- First tankōbon volume cover

私たちが恋する理由 (Watashitachi ga Koisuru-riyū)
- Genre: Romance
- Written by: ma2
- Published by: Shodensha; Line Corporation; ShuCream;
- English publisher: NA: Abrams ComicArts;
- Magazine: Feel Young (2020–2023); Line Manga (2023–present); Our Feel (2024–present);
- Original run: May 8, 2020 – present
- Volumes: 6
- Anime and manga portal

= Why We Fall In Love =

Japanese manga series

Why We Fall In Love (私たちが恋する理由, Watashitachi ga Koisuru-riyū), also known as The Reason We Fall in Love, is a Japanese anthology manga series written and illustrated by ma2. It was serialized in Shodensha's josei manga magazine Feel Young from May 2020 to July 2023. The manga was transferred to Line Corporation's digital platform Line Manga in December 2023 and has also been published digitally on ShuCream's Our Feel since June 2024.

== Plot ==
The story takes place at a small advertising agency. Sales manager Tomonari Kurosawa is viewed as a distant, cold man due to his straightforward communication style and lack of emotion display. Aoi Morita has worked at the company for three years and is among those who fear Kurosawa. One day, while in the elevator, Morita—who is self-conscious about her height—is mocked by her director. Although she had resigned herself to enduring the situation in silence, a sudden turn of events brings an unexpected savior: Kurosawa. Morita begins to take an interest in Kurosawa, yet finds him difficult to understand due to his personality. Kurosawa, who has avoided relationships, believing they only complicate life, cannot help but feel jealous whenever he sees someone getting close to Morita. Alongside this budding romance, two other storylines unfold.

==Media==
===Manga===
Written and illustrated by ma2, Why We Fall In Love started in Shodensha's josei manga magazine Feel Young on May 8, 2020. The last chapter in the magazine was published on July 7, 2023, (Note: It finished in the August 2023 issue, released on July 7 of that same year.) and the series was later transferred to Line Corporation's digital platform Line Manga on December 7 of the same year. On June 6, 2024, ShuCream, the manga production company that produced Feel Young, launched the manga website Our Feel, where the series has also continued its publication. Shodensha collected its chapters in four tankōbon volumes, released from April 8, 2021, to June 8, 2023. ShuCream re-released the four volumes digitally on June 1, 2024; the company released the four volumes in print on September 13. A fifth volume was released digitally on July 4, 2024, and in print on October 16. As of December 13, 2024, six volumes have been released.

┄┄┄┄┄┄┄┄┄┄

[Task instructions]
[1] Reproduce the part of the Why We Fall In Love article from "- Genre: Romance" up to and including "since June 2024.".
[2] Using the Why We Fall In Love article, decide whether each statement agrees with it. Answer yes or no, and quote the words that settle it.
(a) The series ran in Feel Young until July 2023.
(b) Aoi Morita had worked at the company for five years.
(c) Shodensha collected the chapters in six tankōbon volumes.
[3] Extend the Why We Fall In Love article beyond its final sentence.

┄┄┄┄┄┄┄┄┄┄

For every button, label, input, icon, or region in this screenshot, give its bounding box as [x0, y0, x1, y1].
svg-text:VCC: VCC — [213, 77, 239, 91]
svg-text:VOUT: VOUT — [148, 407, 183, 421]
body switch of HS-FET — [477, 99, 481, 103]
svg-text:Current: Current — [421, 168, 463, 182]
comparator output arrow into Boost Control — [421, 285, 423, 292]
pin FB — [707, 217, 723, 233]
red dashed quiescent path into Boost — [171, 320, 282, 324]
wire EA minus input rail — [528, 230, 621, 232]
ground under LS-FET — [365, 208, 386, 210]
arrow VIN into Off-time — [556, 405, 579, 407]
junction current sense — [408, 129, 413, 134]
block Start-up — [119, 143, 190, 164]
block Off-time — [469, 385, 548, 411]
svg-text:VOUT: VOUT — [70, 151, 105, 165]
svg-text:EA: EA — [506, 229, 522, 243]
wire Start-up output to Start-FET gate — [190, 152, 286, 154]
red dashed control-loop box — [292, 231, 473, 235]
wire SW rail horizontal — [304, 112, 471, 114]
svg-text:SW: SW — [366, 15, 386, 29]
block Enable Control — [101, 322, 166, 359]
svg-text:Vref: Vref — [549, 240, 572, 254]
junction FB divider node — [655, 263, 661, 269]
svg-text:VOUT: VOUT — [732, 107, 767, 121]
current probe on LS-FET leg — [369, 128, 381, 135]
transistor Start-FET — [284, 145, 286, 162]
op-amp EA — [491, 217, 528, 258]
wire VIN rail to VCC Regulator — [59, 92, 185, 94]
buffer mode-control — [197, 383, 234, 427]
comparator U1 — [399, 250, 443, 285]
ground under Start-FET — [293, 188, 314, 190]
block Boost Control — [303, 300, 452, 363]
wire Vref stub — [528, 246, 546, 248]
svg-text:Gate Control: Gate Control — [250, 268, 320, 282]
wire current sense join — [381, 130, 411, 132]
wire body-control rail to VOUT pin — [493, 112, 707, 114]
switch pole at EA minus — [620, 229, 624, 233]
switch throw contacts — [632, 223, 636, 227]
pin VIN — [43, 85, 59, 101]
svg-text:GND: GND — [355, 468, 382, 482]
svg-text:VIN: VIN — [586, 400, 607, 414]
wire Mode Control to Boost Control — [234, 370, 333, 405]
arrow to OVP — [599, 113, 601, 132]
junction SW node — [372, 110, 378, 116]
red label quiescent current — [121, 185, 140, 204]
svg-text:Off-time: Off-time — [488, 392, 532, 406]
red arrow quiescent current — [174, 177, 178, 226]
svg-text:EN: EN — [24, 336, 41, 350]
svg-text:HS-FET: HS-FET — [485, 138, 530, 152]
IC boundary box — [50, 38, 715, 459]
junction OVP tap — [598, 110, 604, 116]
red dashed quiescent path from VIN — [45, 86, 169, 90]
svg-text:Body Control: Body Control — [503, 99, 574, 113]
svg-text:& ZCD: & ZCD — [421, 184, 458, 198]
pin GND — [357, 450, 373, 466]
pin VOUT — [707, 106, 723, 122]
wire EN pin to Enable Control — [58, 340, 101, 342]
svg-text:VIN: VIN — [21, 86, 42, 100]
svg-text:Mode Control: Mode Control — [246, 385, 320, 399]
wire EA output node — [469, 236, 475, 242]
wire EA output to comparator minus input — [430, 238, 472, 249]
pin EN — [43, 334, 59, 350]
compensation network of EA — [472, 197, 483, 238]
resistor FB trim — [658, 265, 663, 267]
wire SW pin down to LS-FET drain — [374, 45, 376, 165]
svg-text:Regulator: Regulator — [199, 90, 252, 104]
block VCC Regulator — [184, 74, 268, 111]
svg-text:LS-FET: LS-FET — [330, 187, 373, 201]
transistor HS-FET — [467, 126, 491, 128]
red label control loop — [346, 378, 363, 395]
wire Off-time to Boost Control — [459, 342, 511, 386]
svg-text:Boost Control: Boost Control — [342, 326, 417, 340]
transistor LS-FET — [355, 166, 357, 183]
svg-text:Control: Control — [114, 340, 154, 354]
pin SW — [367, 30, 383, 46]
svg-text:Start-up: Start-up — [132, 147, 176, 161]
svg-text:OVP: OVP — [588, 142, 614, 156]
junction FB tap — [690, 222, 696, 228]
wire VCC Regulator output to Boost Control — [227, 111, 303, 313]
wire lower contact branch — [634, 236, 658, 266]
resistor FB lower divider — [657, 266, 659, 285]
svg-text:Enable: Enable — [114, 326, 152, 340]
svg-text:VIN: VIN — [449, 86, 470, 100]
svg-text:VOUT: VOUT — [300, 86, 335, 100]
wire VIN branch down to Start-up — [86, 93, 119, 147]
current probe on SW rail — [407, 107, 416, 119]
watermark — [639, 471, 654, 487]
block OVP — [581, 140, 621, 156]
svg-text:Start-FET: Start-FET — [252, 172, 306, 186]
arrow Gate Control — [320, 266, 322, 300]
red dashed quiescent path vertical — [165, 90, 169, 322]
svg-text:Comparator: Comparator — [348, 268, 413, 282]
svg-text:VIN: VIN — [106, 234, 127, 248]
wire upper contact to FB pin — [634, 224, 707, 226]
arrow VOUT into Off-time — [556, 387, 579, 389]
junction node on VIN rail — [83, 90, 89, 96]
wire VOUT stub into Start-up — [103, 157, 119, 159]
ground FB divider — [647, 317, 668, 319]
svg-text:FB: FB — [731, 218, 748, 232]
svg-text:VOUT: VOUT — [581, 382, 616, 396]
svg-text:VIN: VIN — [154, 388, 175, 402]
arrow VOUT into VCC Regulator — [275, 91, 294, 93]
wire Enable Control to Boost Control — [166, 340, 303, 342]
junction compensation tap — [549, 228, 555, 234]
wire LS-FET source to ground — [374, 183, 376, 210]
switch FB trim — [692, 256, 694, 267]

┄┄┄┄┄┄┄┄┄┄

[Task-by-task answers]
[1]
- Genre: Romance
- Written by: ma2
- Published by: Shodensha; Line Corporation; ShuCream;
- English publisher: NA: Abrams ComicArts;
- Magazine: Feel Young (2020–2023); Line Manga (2023–present); Our Feel (2024–present);
- Original run: May 8, 2020 – present
- Volumes: 6
- Anime and manga portal

= Why We Fall In Love =

Japanese manga series

Why We Fall In Love (私たちが恋する理由, Watashitachi ga Koisuru-riyū), also known as The Reason We Fall in Love, is a Japanese anthology manga series written and illustrated by ma2. It was serialized in Shodensha's josei manga magazine Feel Young from May 2020 to July 2023. The manga was transferred to Line Corporation's digital platform Line Manga in December 2023 and has also been published digitally on ShuCream's Our Feel since June 2024.

[2]
(a) Yes: "It was serialized in Shodensha's josei manga magazine Feel Young from May 2020 to July 2023."
(b) No: "Aoi Morita has worked at the company for three years"
(c) No: "Shodensha collected its chapters in four tankōbon volumes"

[3]
In August 2026, Abrams ComicArts announced that it had licensed the series for English publication under their Kana imprint, with the first volume set to release on September 7, 2027.

====Volumes====

| No. | Original release date | Original ISBN | English release date | English ISBN |
|---|---|---|---|---|
| 1 | April 8, 2021 (Shodensha print edition) June 1, 2024 (ShuCream digital edition) September 13, 2024 (ShuCream print edition) | 978-4-396-76820-1 (Shodensha print edition) 978-4-910526-62-1 (ShuCream print edition) | September 7, 2027 | 978-1-4197-9223-6 |
| 2 | January 8, 2022 (Shodensha print edition) June 1, 2024 (ShuCream digital edition) September 13, 2024 (ShuCream print edition) | 978-4-396-76848-5 (Shodensha print edition) 978-4-910526-63-8 (ShuCream print edition) | — | — |
| 3 | October 7, 2022 (Shodensha print edition) June 1, 2024 (ShuCream digital edition) September 13, 2024 (ShuCream print edition) | 978-4-396-76871-3 (Shodensha print edition) 978-4-910526-64-5 (ShuCream print edition) | — | — |
| 4 | June 8, 2023 (Shodensha print edition) June 1, 2024 (ShuCream digital edition) September 13, 2024 (ShuCream print edition) | 978-4-396-76883-6 (Shodensha print edition) 978-4-910526-65-2 (ShuCream print edition) | — | — |
| 5 | July 7, 2024 (ShuCream digital edition) October 16, 2024 (Shodensha print edition) | 978-4-910526-67-6 (ShuCream print edition) | — | — |
| 6 | December 13, 2024 | 978-4-910526-73-7 | — | — |

===Live-action drama===
A ten-episode live action television drama adaptation was broadcast on TV Asahi from October 12 to December 21, 2024, with Fuma Kikuchi and Rinka Kumada starring as the protagonists.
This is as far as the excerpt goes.